Task goal: Show every line in the entries below where the word "lower" appears.

* Start Exercise inputs *

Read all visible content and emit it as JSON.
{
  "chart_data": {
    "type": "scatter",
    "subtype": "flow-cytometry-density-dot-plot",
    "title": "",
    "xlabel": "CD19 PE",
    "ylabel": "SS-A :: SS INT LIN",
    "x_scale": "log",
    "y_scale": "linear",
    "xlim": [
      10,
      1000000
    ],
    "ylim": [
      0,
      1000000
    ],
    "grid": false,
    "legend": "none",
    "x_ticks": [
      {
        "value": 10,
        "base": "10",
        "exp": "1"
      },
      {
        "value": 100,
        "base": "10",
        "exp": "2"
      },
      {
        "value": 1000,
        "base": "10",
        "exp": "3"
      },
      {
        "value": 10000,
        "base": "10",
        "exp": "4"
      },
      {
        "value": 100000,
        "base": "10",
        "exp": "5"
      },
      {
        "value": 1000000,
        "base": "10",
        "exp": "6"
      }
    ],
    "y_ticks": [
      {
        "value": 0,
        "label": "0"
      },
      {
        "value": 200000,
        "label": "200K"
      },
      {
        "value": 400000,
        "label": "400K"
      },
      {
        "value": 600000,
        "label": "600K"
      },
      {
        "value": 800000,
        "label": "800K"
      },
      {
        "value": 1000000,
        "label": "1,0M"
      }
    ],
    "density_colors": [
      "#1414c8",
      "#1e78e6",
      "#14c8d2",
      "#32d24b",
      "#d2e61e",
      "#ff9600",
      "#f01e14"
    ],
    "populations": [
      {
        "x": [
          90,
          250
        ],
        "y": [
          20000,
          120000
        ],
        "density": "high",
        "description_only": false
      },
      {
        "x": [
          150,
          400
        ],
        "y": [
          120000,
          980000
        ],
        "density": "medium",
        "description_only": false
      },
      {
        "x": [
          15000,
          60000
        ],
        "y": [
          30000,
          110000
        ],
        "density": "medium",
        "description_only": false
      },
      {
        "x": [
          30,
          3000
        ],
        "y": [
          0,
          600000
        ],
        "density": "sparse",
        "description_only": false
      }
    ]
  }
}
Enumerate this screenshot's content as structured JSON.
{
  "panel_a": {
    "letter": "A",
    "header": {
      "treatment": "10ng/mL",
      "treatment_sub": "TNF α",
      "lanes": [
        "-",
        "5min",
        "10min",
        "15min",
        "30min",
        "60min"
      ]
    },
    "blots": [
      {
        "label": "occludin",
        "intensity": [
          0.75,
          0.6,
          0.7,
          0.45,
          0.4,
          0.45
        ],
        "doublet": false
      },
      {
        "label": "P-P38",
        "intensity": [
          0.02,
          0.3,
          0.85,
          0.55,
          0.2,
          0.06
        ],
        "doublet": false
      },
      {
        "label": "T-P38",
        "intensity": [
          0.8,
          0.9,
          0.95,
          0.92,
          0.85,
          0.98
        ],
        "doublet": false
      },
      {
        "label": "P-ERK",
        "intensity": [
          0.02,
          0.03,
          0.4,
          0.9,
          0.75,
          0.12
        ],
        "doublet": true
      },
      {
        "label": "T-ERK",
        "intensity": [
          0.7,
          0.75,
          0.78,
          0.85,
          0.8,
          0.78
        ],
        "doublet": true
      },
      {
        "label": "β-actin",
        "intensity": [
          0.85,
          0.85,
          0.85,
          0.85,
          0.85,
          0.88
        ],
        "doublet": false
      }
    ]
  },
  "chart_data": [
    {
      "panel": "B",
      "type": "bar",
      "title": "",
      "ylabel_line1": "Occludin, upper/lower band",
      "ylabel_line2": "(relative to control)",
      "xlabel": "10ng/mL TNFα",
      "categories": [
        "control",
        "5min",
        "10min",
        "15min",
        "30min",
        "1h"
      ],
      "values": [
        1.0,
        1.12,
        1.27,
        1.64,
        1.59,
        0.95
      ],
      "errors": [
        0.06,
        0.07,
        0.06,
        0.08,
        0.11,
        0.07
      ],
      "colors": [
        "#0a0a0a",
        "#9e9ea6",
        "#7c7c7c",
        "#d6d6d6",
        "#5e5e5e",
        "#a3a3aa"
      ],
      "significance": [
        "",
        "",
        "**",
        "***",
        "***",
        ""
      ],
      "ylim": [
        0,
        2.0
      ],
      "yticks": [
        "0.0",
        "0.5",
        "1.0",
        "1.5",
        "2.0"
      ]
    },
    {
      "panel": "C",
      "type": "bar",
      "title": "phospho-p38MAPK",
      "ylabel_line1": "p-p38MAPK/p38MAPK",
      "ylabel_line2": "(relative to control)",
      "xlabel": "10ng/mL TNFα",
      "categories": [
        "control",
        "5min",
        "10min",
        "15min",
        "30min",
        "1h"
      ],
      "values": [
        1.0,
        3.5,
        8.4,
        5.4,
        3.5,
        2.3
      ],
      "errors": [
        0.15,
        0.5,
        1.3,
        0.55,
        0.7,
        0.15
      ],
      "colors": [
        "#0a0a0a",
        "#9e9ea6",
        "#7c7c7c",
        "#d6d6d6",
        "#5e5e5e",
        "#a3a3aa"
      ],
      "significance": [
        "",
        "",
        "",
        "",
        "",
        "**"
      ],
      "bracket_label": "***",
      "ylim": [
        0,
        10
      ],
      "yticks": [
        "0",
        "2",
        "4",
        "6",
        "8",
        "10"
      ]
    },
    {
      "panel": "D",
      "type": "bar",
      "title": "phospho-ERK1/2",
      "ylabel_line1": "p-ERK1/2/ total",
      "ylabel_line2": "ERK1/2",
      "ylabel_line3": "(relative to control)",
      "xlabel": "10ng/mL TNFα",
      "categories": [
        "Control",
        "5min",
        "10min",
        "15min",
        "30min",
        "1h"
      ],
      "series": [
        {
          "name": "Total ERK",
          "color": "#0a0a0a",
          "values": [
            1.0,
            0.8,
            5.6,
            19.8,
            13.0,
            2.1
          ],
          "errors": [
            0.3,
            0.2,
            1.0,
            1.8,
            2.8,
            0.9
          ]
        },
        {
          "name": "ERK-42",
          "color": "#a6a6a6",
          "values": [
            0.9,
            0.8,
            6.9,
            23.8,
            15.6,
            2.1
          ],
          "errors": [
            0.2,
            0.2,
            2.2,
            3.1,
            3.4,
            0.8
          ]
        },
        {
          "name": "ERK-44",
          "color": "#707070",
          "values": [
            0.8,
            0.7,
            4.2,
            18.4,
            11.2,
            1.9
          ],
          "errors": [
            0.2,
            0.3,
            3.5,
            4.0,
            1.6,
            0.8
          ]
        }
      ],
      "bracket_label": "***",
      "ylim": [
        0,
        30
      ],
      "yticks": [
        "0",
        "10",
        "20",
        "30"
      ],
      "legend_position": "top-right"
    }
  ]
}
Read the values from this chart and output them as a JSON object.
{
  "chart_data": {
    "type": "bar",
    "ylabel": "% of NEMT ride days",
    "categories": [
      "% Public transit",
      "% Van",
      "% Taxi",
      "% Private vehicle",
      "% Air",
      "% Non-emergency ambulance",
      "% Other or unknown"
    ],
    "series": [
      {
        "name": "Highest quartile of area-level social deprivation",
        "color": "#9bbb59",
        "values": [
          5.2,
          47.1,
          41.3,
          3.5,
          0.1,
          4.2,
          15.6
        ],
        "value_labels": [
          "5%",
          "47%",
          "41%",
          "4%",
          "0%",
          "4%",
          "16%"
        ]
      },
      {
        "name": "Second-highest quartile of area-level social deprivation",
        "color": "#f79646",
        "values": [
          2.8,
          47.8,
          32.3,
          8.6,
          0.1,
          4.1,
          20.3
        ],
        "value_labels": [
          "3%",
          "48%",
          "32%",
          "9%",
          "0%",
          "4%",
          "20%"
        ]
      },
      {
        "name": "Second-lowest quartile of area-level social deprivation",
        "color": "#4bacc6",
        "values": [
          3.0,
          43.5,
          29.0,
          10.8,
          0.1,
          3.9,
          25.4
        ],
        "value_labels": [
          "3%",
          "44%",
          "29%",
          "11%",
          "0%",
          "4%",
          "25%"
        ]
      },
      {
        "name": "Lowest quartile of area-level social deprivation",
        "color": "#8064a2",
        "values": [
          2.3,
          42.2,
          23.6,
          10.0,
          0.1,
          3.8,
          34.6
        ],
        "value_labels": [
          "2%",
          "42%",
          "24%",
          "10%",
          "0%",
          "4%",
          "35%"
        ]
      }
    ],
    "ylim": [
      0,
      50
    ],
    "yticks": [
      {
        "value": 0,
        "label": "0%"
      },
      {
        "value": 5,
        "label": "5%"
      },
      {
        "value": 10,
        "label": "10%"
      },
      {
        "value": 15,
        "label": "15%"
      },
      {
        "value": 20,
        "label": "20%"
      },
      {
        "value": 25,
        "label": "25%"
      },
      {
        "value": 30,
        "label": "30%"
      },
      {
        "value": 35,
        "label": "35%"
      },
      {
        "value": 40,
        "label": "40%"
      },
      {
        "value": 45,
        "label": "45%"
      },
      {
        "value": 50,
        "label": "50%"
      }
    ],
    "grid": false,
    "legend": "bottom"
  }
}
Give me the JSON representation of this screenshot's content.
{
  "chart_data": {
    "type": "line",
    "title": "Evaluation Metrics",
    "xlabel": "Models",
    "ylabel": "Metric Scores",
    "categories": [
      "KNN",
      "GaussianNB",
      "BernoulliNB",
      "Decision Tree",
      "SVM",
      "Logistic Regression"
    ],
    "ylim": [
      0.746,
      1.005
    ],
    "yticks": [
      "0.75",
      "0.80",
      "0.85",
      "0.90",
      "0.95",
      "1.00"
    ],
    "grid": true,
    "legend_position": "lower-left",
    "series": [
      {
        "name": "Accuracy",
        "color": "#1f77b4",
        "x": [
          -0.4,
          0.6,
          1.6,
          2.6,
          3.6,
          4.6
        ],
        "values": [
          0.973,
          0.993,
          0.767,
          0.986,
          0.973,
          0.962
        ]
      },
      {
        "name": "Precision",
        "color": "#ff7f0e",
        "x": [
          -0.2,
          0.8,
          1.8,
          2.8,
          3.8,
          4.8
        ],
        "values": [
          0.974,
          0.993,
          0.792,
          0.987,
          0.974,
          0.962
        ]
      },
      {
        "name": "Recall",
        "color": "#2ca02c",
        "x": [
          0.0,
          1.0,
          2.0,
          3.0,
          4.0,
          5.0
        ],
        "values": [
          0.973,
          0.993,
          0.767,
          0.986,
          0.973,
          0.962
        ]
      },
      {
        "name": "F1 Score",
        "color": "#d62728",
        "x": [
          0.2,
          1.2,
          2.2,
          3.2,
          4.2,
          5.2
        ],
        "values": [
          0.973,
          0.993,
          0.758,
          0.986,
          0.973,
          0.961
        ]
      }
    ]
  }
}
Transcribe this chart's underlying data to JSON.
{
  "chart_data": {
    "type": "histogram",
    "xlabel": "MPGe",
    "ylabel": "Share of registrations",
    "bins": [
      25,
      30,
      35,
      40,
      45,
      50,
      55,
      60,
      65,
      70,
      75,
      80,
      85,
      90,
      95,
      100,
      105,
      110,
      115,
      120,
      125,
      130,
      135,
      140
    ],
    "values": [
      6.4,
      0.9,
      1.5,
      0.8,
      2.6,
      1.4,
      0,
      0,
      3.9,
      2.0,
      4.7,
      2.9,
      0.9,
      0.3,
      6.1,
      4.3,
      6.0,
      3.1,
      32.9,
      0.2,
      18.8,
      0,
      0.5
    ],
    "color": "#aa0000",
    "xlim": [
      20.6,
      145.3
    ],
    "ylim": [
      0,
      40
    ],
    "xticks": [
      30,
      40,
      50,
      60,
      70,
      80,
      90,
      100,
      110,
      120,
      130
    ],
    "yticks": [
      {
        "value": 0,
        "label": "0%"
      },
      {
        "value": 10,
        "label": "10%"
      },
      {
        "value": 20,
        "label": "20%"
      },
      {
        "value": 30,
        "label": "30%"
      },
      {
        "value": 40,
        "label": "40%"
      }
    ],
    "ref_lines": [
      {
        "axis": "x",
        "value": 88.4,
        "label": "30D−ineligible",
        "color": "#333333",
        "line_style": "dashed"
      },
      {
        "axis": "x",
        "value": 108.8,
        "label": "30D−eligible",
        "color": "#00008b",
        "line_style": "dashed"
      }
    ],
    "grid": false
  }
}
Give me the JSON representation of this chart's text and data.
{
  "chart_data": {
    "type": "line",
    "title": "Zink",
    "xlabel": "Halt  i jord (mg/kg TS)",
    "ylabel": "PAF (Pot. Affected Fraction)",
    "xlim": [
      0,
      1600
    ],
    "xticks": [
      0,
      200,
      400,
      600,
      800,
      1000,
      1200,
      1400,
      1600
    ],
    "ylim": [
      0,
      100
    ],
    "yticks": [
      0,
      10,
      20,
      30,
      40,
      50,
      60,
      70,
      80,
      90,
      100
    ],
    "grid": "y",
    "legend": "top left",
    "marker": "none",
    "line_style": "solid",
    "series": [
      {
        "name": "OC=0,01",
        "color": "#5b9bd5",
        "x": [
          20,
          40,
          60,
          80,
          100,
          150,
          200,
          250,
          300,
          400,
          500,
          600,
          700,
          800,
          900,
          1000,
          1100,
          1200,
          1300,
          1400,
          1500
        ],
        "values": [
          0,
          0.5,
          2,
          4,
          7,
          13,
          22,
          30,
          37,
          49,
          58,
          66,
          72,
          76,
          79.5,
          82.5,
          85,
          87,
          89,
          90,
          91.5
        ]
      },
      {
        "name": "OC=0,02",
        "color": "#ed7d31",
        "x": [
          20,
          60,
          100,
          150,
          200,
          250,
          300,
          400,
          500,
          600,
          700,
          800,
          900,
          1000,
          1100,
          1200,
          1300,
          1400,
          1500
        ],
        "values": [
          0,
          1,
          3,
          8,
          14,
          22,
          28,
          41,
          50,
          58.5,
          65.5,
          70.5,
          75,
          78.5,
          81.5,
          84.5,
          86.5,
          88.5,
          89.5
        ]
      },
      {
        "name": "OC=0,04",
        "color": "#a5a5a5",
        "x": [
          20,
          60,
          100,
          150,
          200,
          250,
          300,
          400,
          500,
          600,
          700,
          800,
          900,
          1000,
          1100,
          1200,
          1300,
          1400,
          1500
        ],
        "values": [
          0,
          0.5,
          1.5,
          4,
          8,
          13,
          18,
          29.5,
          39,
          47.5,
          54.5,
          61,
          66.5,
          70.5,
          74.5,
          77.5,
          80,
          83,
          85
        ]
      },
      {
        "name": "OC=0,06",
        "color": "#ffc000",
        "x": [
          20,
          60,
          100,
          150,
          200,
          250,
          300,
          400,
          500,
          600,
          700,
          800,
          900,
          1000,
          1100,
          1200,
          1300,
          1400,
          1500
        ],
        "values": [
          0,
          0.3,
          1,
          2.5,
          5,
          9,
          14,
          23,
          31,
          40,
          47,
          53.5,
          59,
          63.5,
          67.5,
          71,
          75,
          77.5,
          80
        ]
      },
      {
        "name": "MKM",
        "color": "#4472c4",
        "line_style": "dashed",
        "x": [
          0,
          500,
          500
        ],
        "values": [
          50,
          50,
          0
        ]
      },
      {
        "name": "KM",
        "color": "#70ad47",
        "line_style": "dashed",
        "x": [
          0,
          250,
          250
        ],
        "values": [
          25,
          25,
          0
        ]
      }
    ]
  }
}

* End Exercise inputs *

Full response:
      "ylabel_line1": "Occludin, upper/lower band",
    "legend_position": "lower-left",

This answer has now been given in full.